▸ Written exercise:
According to the text on George O'Neill, why did he become interim head coach of the University of Pennsylvania men's soccer team in August 1993?

▸ Source:
-=-=-=-=-

George O'Neill (born 26 July 1942) is a former professional soccer player who played as a left half. He began his career in Scotland, playing with eight clubs over nine seasons before moving to the Philadelphia Atoms of the North American Soccer League. He retired from playing professionally in 1976. In 1973, he earned two caps with the U.S. national team.

Club career

Scotland
O'Neill was born in Port Glasgow, Scotland. He signed for Scottish club Celtic in November 1962, but never entered the first team. After two seasons, he moved to Barrow of the English Football League Division Four for the 1964–65 season. He played seven games with Barrow before transferring back north to Ayr United. He finished out the 1964–65 season with Ayr, playing only four games. He then moved to Scottish Amateur Football League club Dunoon Athletic for the 1965–66 season. Whether this was a loan from Ayr or a transfer remains unknown. In 1966, he joined Partick Thistle where he finally found significant playing time. Over his four seasons with the club, he played 72 games and scored five goals. He then moved to Morton for a little more than a season before transferring on 16 March 1971 to Dunfermline Athletic. He saw time in twenty-five games before moving to St Mirren in 1972. He played only two games with St Mirren before leaving Scotland for the United States.

NASL
In 1973, O'Neill signed with the expansion Philadelphia Atoms of the North American Soccer League. That year, the Atoms won the NASL championship. He remained with the team until it folded following the 1976 season.

International career
In 1973, O'Neill earned two caps with the U.S. national team. The first came in a 1–0 loss to Haiti on 3 November 1973. The second was another 1–0 loss to Haiti two days later.

Coaching career
In 1978, O'Neill was hired to coach the Philadelphia Fever of the Major Indoor Soccer League until he was fired in 1980. He then replaced Derek Travis as the assistant coach of the Philadelphia Fury of the NASL. He spent several years as a coach with the Philadelphia Inter Soccer Club before becoming the interim head coach of the University of Pennsylvania men's soccer team on 18 August 1993 after Steve Baumann resigned. He led the team to a 5–10 record before being named to the head coach position. He was then hired as the team's head coach in January 1994. O'Neill was fired following the 1997 season after he amassed a 28–47–4 record over his five seasons as head coach.

-=-=-=-=-

Dataset entries:

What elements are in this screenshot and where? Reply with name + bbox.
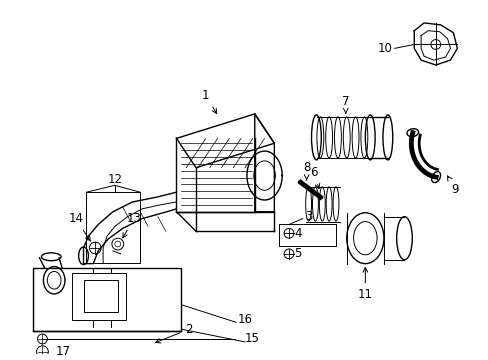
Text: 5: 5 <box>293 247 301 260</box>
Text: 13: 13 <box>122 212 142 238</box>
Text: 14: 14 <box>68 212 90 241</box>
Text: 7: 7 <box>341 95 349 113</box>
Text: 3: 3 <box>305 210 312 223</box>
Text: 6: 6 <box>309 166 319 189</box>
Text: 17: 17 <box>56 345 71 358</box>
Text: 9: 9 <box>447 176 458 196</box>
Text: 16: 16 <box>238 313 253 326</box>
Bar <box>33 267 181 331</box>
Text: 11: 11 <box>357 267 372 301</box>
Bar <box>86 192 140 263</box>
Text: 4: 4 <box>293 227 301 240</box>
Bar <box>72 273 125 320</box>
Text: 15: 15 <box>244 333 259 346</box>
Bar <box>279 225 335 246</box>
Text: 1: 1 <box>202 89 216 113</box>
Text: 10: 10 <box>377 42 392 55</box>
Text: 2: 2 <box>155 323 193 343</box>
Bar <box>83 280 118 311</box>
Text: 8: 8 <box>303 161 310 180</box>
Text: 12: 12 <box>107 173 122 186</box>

-=-=-=-=-

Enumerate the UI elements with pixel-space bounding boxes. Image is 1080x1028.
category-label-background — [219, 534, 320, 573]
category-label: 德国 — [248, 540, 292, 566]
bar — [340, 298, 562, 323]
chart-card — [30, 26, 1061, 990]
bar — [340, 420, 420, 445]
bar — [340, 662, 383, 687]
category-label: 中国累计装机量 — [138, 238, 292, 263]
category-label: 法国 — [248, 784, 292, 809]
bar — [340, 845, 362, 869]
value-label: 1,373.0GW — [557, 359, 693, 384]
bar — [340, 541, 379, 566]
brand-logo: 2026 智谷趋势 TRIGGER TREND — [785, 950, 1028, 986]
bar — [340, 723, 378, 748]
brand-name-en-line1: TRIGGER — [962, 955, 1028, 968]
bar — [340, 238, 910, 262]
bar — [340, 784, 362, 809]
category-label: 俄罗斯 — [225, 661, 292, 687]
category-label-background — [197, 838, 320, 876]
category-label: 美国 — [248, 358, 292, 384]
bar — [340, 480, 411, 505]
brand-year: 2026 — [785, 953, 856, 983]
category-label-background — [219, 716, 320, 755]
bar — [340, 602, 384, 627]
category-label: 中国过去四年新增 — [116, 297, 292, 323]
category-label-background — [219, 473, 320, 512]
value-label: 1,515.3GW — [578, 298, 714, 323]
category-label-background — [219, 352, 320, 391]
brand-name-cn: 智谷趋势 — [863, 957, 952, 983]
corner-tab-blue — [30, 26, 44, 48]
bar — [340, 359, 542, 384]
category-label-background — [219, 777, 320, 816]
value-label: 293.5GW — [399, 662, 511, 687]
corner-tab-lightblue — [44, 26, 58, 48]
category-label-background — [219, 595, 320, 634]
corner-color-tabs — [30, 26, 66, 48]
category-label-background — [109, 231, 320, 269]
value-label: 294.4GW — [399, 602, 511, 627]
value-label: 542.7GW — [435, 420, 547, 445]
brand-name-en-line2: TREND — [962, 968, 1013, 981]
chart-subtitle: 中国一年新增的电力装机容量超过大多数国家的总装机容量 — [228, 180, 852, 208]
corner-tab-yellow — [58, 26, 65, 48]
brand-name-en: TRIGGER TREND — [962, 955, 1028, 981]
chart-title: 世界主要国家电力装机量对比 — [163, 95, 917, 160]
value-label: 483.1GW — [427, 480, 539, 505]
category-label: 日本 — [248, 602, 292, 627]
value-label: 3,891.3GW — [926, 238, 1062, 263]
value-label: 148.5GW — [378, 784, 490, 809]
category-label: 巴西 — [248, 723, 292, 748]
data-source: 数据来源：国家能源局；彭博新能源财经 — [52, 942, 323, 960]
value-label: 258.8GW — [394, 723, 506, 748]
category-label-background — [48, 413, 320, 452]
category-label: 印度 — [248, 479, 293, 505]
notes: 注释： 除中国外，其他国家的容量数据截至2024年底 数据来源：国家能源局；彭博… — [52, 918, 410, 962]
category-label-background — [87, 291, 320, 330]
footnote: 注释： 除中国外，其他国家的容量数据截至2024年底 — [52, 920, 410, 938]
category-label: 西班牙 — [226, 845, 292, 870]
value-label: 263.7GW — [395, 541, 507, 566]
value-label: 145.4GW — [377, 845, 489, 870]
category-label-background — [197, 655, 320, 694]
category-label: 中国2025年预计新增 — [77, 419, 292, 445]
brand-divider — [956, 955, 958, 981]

-=-=-=-=-

▸ Solution below:
He stepped in as interim head coach on 18 August 1993 because Steve Baumann had resigned from the position.